Extracto del documento ::
"""

Oficina de Prensa -08 de agosto de 2025. La Ciudad Eterna fue escenario de una luminosa celebración internacional: el Jubileo de la Juventud, un encuentro que reunió a más de un millón de jóvenes peregrinos de todo el mundo para revitalizar su fe y fortalecer los lazos de fraternidad en Cristo. Bajo la guía del Papa León XIV, quien los acompañó en momentos importantes, este evento dejó una huella profunda en los corazones de quienes participaron.
Uno de los aspectos más destacados fue la presencia significativa de jóvenes venezolanos, en especial, la delegación barquisimetana. Los jóvenes no solo asistieron, sino que también desempeñaron roles cruciales en diversas actividades. Desde labores de voluntariado en la organización, hasta participar activamente en las ceremonias litúrgicas, su compromiso fue una muestra de su fervor y dedicación a la Iglesia.
Las actividades fueron diversas, desde la apertura en la Plaza San Pedro, la Jornada Penitencial en el Circo Massimo, la vigilia y clausura en Tor Vergata. Sin embargo, una de las actividades se desarrolló en la histórica Basílica de Santa María Sopra Minerva, donde reposaba el cuerpo del próximo santo, Pier Giorgio Frassati, símbolo de juventud y santidad. En ese escenario sagrado, los jóvenes guaros participaron en momentos de adoración y oración, fortaleciendo su fe en un espacio lleno de historia y espiritualidad. Además, tuvieron la oportunidad de unirse a un rezo de un rosario internacional, en el cual participaron jóvenes de diferentes países, unidos en oración y esperanza por un mundo mejor.
Durante su homilía en la ceremonia de clausura, el papa León XIV recordó el episodio de los discípulos de Emaús y subrayó la importancia de no conformarse con sucedáneos ni resignarse a la mediocridad, sino de abrirse al don transformador de Dios. Citando a san Agustín, san Juan Pablo II y el Papa Francisco, el Pontífice animó a los jóvenes a fortalecer su amistad con Cristo mediante los sacramentos, la oración y la caridad, y a no tener miedo de aspirar a la santidad.
“Mantengámonos unidos a Él, permanezcamos en su amistad, siempre, cultivándola con la oración, la adoración, la Comunión eucarística, la Confesión frecuente, la caridad generosa, como nos enseñaron los beatos Pier Giorgio Frassati y Carlo Acutis, que pronto serán proclamados Santos. Aspirad a cosas grandes, a la santidad, estéis donde estéis. No os conforméis con menos. Entonces veréis crecer cada día, en vosotros y a vuestro alrededor, la luz del Evangelio” pidió el papa a los jóvenes.
Con palabras de esperanza y motivación, el Papa León cerró el evento diciendo: “continuad caminando con alegría tras las huellas del Salvador, y contagiad a todos los que encontréis con vuestro entusiasmo y con el testimonio de vuestra fe. ¡Buen camino!”.
El Jubileo de la Juventud en Roma ha dejado una huella profunda en el corazón de todos los participantes, especialmente en los corazones de los jóvenes de Barquisimeto, quienes demostraron que la juventud venezolana está llena de esperanza, fervor y un compromiso sincero con su fe y su comunidad.

"""

Tus instrucciones :: En la nota de prensa sobre el Jubileo de la Juventud, ¿en qué basílica reposaba el cuerpo de Pier Giorgio Frassati? Las filas proceden de otra fuente distinta.

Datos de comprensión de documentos
"""

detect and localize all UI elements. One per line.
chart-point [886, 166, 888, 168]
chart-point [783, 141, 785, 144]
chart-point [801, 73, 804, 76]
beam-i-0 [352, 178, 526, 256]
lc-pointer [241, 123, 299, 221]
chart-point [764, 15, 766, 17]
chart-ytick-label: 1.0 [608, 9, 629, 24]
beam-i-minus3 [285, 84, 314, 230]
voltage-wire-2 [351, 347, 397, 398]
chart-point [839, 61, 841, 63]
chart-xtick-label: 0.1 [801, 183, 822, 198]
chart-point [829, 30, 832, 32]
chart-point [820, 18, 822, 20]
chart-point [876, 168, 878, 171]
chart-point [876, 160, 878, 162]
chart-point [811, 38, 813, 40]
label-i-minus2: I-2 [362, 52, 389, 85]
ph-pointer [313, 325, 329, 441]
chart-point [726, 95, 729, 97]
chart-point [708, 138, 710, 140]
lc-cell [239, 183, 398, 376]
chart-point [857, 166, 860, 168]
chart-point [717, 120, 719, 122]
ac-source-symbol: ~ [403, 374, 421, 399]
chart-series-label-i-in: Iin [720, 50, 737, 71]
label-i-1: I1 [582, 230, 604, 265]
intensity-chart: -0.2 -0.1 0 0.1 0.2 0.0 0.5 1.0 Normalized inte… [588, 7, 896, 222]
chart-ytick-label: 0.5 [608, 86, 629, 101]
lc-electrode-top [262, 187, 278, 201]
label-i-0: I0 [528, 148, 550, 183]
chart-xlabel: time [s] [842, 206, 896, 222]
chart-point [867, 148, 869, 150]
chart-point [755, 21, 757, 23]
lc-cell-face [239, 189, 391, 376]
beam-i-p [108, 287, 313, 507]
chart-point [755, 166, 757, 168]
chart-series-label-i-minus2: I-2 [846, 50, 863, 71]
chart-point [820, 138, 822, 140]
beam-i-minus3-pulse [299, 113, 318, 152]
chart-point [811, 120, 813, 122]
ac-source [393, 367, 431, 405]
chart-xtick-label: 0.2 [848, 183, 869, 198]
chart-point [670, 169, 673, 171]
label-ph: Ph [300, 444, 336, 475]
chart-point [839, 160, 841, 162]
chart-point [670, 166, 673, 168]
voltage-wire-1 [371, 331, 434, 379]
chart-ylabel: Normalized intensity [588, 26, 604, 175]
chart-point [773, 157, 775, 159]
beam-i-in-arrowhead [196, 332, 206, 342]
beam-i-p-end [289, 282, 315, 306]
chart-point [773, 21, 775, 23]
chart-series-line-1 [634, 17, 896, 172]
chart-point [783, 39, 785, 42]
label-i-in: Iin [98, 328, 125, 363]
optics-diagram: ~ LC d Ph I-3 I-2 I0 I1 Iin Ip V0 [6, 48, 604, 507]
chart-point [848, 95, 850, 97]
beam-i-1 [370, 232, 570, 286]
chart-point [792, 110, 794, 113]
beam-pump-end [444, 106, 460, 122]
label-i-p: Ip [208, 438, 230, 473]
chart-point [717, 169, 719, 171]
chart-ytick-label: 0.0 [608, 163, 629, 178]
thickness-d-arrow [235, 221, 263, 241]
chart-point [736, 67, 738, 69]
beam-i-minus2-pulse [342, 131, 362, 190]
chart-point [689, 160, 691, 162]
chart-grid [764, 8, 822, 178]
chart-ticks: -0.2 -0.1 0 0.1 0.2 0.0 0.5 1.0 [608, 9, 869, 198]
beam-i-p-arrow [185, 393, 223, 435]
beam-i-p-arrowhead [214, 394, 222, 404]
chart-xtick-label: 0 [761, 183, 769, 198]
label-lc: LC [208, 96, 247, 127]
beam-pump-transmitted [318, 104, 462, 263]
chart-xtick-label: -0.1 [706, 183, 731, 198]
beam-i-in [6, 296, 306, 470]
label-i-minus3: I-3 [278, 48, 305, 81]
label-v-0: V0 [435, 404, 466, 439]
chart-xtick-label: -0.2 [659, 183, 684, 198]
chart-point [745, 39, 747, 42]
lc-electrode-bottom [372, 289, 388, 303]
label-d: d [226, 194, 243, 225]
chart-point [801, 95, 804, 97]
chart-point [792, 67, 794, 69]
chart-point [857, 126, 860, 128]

"""

Solución desarrollada :: En la Basílica de Santa María Sopra Minerva.